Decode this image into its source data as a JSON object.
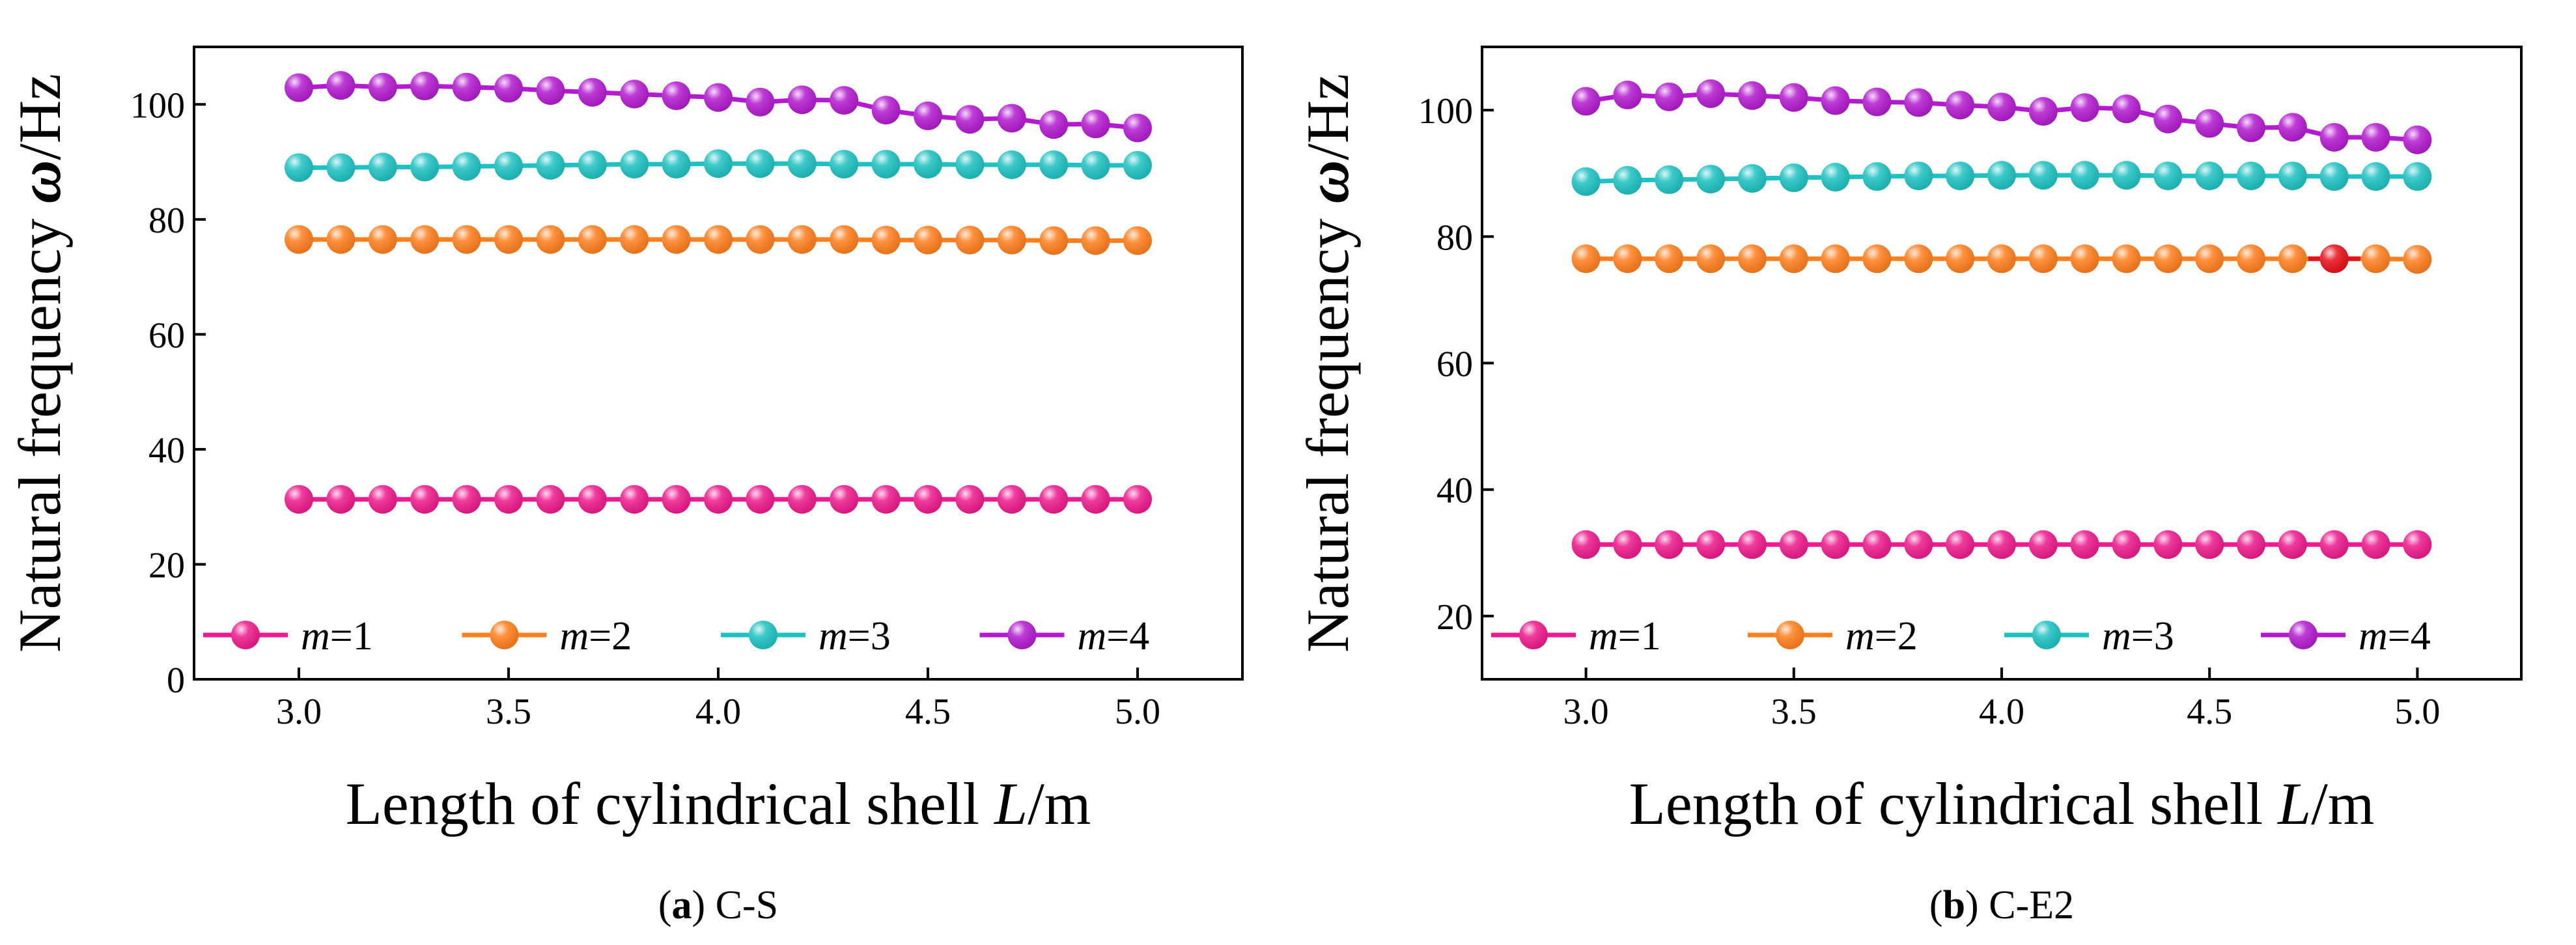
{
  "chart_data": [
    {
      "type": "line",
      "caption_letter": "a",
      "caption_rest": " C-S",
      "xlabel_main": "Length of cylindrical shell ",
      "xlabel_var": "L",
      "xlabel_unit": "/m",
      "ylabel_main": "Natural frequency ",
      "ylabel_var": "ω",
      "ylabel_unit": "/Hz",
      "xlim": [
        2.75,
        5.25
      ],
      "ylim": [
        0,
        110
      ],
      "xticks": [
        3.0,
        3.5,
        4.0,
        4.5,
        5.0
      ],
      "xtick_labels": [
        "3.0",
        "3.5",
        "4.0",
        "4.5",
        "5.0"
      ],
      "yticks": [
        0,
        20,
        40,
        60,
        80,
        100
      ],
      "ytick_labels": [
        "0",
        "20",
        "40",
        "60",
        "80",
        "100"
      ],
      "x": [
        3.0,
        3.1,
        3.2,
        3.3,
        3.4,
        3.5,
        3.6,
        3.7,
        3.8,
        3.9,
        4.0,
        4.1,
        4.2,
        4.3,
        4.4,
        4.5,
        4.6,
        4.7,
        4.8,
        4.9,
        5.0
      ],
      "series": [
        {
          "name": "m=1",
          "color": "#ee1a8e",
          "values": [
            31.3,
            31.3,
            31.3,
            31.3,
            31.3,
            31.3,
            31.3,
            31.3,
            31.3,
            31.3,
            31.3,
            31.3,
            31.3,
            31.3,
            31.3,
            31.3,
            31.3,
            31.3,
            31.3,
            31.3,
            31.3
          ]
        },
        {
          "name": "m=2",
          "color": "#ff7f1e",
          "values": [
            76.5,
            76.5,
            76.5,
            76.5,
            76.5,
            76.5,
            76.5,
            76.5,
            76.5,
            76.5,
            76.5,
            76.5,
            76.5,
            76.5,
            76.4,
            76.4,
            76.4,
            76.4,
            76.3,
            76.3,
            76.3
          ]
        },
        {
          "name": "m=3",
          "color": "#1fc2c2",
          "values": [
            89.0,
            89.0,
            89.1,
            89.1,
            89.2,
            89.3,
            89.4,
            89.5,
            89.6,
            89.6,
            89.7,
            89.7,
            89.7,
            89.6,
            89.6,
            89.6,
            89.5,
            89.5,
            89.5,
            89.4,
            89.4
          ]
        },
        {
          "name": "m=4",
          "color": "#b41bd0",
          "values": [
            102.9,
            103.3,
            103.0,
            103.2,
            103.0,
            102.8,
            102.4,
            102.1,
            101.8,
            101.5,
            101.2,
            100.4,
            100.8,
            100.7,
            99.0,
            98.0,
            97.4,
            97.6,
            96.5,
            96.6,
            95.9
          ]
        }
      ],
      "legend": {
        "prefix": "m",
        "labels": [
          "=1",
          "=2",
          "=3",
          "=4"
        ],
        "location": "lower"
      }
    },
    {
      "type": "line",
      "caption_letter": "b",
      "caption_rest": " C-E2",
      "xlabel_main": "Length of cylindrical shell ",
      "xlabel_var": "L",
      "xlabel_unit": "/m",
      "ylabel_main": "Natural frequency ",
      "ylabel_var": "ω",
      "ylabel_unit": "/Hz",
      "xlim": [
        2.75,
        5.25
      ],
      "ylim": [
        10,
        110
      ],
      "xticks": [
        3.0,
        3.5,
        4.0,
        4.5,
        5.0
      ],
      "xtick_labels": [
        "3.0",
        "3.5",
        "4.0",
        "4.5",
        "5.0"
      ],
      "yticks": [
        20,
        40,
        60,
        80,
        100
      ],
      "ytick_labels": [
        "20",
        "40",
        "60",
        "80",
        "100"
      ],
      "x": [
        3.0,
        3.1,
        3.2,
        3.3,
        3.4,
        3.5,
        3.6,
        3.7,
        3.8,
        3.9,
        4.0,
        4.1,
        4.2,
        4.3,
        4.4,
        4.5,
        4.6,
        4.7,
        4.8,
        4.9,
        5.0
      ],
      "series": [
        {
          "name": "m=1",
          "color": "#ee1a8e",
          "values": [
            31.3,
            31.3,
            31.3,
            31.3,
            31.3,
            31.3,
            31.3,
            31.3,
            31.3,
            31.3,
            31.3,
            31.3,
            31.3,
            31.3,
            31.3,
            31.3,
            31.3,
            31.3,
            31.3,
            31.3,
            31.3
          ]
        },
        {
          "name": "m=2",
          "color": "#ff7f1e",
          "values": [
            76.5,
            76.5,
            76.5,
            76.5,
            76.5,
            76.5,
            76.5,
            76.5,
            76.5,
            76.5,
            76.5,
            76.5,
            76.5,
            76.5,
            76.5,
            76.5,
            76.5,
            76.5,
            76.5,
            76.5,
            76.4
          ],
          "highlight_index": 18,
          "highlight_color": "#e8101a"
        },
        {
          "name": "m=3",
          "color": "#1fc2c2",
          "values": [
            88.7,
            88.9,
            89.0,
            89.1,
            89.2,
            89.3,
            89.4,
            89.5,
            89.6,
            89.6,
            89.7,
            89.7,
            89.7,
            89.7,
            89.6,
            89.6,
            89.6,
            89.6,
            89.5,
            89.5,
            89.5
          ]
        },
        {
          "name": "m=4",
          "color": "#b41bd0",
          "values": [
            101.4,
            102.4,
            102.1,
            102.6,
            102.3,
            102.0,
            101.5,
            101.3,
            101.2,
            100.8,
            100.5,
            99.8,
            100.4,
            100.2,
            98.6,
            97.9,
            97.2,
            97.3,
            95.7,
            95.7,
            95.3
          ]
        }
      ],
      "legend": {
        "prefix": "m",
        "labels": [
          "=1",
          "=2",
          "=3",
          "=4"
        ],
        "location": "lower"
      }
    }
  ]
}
---
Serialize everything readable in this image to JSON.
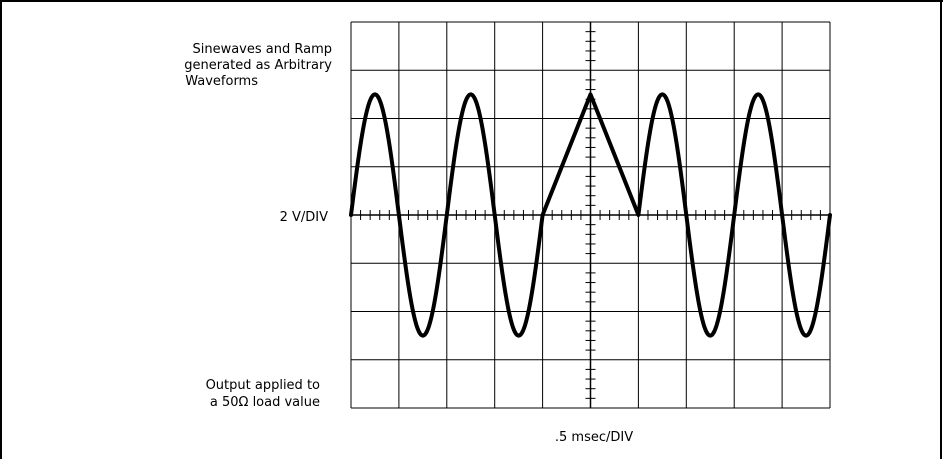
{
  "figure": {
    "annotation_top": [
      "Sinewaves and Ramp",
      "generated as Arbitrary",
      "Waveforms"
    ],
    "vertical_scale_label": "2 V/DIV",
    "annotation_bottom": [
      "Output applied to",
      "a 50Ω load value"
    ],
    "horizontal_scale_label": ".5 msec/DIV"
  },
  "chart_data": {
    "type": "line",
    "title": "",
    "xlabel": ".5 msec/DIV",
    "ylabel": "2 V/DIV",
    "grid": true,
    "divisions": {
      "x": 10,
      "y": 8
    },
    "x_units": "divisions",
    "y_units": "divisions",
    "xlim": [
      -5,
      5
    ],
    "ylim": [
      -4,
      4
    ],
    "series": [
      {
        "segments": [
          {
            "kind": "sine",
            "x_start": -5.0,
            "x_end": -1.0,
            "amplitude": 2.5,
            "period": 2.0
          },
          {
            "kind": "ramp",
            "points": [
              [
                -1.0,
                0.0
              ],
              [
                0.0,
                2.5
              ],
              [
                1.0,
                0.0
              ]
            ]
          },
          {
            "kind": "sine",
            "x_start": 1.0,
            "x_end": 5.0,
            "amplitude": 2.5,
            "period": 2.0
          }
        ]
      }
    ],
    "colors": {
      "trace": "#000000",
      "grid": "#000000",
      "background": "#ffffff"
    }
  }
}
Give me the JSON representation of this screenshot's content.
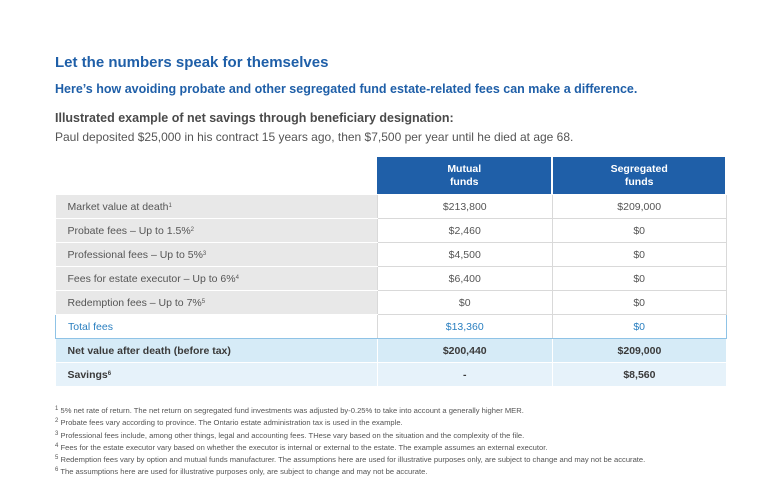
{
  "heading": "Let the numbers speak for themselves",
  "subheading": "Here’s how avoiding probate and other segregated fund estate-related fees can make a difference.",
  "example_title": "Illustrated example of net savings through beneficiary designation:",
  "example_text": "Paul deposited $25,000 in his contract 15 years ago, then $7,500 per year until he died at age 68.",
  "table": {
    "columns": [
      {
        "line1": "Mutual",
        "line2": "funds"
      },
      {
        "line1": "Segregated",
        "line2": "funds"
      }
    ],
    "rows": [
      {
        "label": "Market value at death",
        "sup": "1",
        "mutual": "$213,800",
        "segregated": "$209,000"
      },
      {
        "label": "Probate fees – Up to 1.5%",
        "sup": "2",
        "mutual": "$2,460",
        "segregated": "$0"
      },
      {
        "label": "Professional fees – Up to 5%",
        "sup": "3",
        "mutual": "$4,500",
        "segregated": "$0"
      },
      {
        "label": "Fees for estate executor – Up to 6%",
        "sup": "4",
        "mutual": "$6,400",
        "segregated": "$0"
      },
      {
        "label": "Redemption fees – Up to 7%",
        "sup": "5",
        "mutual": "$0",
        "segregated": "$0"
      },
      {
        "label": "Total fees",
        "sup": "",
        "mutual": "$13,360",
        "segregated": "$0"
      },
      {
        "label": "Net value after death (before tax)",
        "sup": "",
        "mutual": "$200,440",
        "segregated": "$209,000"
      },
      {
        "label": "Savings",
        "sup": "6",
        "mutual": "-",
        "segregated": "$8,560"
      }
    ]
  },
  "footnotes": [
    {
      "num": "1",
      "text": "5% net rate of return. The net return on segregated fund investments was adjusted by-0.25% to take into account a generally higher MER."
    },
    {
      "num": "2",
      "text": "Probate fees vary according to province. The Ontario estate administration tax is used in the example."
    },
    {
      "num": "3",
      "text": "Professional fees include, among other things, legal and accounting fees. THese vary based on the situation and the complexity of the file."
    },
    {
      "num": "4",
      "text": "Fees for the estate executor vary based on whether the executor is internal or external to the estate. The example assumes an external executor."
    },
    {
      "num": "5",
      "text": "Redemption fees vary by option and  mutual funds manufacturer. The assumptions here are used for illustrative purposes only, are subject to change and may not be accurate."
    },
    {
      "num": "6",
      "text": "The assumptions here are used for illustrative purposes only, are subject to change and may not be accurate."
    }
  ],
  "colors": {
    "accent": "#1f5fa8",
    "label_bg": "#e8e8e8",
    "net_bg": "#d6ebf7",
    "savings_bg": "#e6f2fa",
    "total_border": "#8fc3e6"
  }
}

— Exercise description —
Find every line containing the word "change", then give the total and nothing more.

— Exercise solution —
2